● **WHAT YOU ARE ASKED TO DO**: Each entry below must be repeated word for word.

● **EXERCISE DATA**:
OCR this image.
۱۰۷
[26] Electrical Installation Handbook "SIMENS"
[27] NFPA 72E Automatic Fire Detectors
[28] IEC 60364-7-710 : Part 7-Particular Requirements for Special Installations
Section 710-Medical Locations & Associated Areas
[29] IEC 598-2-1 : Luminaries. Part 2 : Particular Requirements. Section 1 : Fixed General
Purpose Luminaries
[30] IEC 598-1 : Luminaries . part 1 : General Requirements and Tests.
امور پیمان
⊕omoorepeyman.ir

● **FINAL ANSWER**:
OCR this image.
۱۰۷
[26] Electrical Installation Handbook "SIMENS"
[27] NFPA 72E Automatic Fire Detectors
[28] IEC 60364-7-710 : Part 7-Particular Requirements for Special Installations
Section 710-Medical Locations & Associated Areas
[29] IEC 598-2-1 : Luminaries. Part 2 : Particular Requirements. Section 1 : Fixed General
Purpose Luminaries
[30] IEC 598-1 : Luminaries . part 1 : General Requirements and Tests.
امور پیمان
⊕omoorepeyman.ir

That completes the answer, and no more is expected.